=== Task details ===
Check each line of the records below and collect those holding "kind".

+++ Data for the task

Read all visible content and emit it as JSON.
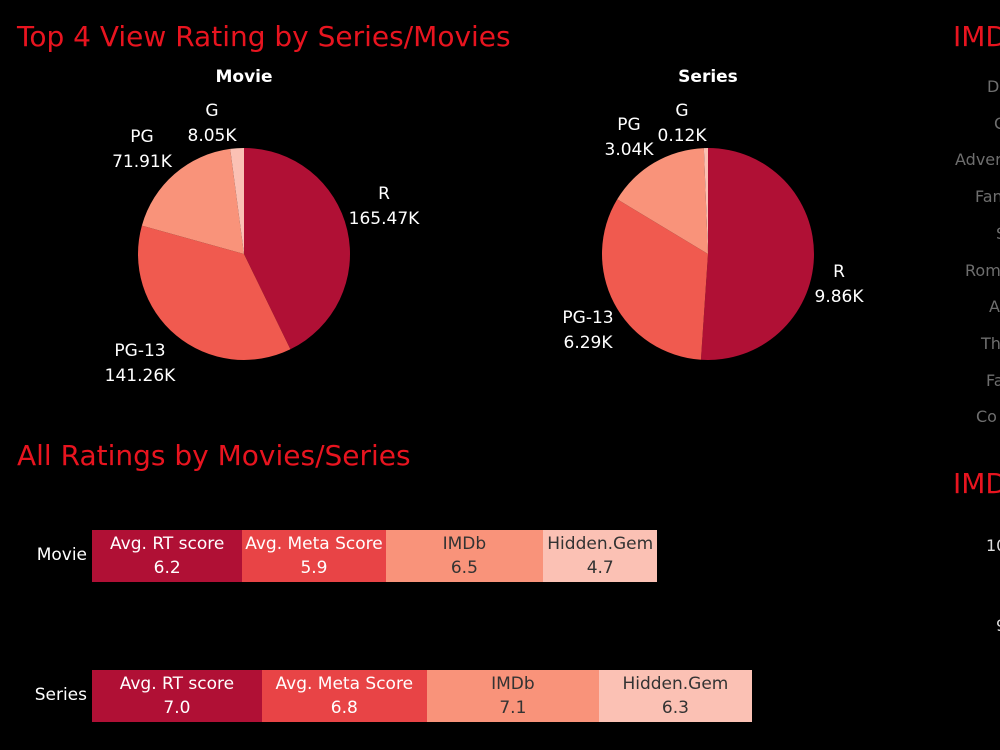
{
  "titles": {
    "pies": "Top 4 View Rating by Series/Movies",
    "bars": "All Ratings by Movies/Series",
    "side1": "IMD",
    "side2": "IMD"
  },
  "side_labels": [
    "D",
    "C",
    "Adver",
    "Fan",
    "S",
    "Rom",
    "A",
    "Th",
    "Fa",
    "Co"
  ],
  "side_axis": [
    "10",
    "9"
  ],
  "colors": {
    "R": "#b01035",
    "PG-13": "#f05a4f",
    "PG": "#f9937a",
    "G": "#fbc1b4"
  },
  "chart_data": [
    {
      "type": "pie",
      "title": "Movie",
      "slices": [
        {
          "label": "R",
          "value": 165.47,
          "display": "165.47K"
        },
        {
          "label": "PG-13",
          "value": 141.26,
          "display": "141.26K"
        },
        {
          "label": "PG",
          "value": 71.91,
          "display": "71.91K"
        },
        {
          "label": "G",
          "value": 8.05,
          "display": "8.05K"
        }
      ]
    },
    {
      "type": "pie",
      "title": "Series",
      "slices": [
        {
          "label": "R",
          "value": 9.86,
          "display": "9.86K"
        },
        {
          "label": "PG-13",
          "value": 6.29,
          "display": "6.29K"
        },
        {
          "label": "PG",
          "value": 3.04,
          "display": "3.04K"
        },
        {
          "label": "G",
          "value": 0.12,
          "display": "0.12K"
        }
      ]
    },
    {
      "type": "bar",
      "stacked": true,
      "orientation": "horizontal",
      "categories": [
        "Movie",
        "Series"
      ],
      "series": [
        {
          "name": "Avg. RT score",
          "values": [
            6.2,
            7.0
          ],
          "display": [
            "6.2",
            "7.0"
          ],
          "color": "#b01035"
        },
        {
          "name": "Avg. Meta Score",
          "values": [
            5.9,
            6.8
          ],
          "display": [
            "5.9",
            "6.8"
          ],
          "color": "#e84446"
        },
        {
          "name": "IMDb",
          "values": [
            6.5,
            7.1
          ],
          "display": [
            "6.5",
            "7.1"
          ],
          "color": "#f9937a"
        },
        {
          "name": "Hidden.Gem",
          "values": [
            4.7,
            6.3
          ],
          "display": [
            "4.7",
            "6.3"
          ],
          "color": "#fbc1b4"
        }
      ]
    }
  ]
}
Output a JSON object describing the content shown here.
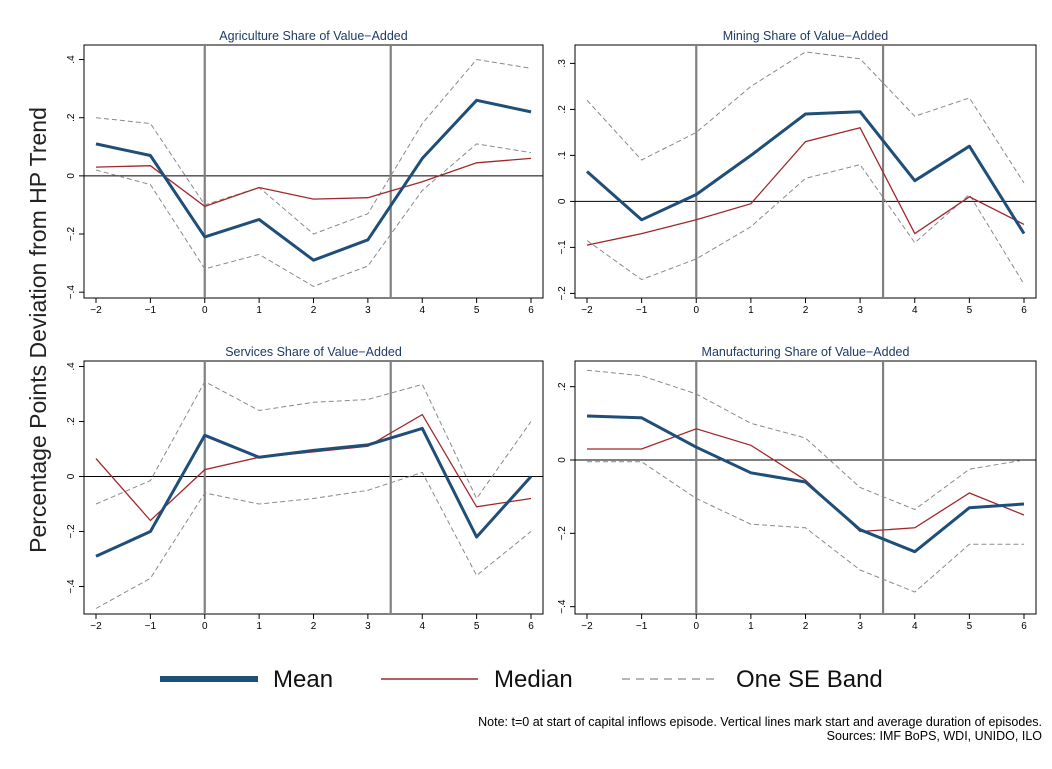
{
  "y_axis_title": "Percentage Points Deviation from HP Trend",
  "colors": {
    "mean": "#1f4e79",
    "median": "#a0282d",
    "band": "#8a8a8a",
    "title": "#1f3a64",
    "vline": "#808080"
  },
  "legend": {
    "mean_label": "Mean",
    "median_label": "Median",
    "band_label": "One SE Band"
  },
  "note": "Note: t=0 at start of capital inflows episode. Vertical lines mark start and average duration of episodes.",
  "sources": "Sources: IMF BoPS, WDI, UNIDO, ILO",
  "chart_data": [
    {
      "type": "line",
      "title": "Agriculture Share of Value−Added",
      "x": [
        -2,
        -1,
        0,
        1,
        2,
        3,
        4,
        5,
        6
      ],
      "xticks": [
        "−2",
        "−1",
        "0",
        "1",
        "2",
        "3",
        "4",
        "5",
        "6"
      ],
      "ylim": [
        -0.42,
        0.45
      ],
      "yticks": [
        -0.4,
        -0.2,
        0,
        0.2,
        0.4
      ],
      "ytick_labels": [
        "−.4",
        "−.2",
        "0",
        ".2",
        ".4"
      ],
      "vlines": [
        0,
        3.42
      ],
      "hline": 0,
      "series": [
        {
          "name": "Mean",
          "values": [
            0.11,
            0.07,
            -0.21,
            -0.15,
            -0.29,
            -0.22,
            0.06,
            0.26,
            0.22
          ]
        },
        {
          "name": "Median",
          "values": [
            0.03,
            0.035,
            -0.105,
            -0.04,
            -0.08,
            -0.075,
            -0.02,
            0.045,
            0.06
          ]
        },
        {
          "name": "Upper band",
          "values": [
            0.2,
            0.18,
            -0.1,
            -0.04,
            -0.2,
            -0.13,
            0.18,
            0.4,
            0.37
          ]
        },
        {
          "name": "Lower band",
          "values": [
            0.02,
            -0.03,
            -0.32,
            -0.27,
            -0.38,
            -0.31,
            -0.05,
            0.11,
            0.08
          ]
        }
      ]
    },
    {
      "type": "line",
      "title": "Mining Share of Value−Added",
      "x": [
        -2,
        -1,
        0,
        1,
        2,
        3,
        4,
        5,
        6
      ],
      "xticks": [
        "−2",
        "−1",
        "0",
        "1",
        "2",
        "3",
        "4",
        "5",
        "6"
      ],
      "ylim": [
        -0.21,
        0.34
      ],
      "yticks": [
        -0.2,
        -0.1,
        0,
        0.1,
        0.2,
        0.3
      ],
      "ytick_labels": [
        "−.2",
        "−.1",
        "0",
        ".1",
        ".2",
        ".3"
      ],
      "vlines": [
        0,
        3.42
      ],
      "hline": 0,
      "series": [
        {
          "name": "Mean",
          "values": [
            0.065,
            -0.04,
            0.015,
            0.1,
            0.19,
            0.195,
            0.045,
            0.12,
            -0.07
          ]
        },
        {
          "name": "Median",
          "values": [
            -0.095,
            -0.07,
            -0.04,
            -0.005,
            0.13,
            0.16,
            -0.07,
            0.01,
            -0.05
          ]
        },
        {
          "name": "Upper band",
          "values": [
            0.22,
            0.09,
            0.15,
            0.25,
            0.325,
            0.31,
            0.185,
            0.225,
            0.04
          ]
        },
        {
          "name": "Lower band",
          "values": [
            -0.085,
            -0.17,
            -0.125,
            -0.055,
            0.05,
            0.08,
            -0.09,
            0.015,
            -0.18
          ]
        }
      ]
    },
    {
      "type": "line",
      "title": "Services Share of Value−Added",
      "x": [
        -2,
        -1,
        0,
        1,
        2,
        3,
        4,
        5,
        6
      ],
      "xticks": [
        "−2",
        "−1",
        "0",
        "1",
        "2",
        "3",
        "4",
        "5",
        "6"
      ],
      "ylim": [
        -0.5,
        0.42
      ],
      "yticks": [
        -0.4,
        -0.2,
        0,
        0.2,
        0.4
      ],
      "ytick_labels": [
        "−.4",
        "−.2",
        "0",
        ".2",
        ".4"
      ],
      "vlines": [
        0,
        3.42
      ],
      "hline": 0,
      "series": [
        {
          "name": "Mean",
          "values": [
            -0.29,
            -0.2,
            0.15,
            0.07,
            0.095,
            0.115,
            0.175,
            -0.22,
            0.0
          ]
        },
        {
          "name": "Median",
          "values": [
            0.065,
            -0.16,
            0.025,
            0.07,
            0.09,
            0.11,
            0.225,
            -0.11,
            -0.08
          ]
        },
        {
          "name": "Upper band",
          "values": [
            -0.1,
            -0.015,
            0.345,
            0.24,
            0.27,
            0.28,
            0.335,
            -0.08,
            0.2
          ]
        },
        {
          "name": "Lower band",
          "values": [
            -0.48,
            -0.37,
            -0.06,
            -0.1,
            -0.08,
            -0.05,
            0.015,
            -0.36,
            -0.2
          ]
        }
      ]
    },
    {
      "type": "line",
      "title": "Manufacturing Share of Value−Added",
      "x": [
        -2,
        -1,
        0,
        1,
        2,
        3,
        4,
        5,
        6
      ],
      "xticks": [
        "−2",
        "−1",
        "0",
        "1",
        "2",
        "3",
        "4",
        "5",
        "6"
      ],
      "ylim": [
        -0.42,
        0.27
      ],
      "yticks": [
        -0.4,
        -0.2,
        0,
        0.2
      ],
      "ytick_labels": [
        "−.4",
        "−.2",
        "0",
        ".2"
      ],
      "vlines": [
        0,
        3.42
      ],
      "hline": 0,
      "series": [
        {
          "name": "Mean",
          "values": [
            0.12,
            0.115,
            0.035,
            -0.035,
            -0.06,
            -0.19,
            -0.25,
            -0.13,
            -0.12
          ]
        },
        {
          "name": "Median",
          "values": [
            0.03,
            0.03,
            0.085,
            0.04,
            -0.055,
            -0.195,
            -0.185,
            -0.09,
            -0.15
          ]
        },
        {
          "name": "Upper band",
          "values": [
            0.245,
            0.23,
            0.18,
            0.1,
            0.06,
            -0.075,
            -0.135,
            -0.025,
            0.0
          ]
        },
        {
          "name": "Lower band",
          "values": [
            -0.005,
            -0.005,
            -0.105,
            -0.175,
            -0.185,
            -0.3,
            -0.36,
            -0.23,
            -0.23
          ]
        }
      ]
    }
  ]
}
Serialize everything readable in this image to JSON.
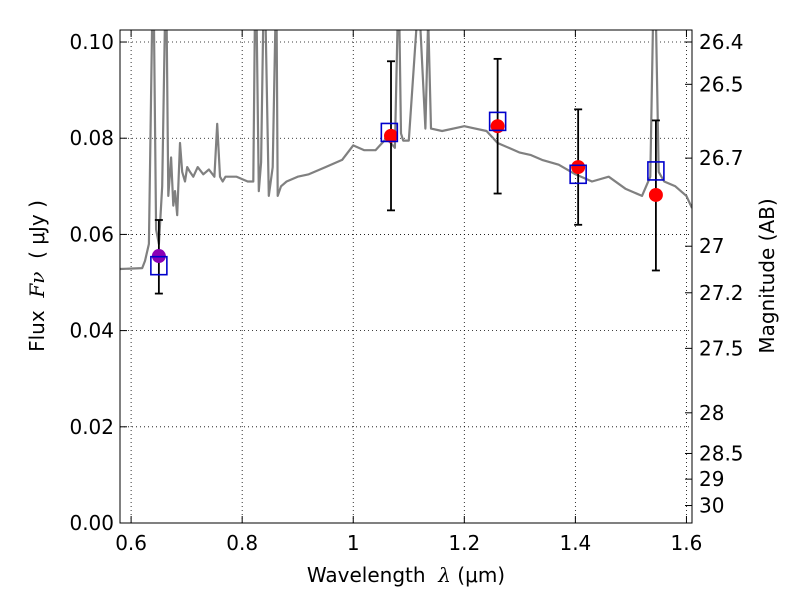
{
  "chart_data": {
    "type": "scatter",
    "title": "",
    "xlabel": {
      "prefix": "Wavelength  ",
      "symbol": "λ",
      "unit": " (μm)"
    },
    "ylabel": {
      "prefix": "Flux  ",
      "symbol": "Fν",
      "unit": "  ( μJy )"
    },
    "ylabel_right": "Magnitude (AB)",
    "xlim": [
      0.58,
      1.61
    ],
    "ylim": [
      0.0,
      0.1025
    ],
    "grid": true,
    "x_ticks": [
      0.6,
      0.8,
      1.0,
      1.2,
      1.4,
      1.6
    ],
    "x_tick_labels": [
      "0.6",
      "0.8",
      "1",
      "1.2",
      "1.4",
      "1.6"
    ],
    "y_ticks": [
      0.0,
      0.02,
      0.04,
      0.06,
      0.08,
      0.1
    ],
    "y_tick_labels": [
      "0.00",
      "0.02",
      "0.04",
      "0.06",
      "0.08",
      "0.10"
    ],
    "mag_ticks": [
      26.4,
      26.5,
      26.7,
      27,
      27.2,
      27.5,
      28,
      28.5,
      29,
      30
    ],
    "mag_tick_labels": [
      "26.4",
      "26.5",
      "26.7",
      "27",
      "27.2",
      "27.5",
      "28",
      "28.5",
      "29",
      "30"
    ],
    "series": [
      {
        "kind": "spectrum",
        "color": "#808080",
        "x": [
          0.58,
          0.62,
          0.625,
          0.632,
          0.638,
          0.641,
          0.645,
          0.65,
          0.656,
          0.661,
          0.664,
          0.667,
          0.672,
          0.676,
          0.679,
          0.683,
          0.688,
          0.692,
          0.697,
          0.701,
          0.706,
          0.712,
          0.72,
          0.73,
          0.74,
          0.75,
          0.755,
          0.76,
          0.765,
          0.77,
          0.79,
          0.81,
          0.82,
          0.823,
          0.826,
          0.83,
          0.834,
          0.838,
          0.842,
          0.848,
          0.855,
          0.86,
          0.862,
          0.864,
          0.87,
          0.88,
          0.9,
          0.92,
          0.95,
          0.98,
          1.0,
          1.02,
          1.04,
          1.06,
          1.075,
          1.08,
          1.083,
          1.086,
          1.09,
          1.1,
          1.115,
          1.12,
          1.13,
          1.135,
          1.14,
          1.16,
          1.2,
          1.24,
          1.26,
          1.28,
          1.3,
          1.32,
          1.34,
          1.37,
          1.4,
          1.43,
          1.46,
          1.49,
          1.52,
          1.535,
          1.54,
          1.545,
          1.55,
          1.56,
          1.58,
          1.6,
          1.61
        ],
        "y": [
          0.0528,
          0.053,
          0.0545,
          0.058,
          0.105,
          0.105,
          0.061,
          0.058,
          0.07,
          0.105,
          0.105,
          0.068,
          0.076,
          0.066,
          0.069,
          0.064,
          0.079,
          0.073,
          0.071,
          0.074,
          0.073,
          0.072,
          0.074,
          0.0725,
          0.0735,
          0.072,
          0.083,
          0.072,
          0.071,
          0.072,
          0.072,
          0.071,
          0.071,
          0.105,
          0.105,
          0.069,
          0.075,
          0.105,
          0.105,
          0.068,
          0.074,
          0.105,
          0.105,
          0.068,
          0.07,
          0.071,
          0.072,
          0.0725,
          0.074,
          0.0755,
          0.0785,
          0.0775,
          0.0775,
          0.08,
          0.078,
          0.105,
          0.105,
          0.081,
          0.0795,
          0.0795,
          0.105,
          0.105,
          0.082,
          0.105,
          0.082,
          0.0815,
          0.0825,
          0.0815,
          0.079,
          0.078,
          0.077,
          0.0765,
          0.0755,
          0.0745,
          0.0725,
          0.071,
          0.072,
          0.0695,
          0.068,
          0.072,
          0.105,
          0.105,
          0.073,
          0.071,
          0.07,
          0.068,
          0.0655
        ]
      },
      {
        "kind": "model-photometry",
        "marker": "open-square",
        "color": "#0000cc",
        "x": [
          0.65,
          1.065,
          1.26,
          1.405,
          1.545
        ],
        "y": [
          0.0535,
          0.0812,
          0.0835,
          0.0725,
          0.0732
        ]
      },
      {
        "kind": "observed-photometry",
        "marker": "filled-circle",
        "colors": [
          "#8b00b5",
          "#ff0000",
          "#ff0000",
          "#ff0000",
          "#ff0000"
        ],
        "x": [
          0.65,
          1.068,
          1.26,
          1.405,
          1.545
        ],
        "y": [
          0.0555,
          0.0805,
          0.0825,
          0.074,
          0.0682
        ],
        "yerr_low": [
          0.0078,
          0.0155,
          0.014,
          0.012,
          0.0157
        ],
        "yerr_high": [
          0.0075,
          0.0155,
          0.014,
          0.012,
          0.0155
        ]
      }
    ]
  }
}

++++++

=== Answer to the exercise ===
        "kind": "spectrum",
        "kind": "model-photometry",
        "kind": "observed-photometry",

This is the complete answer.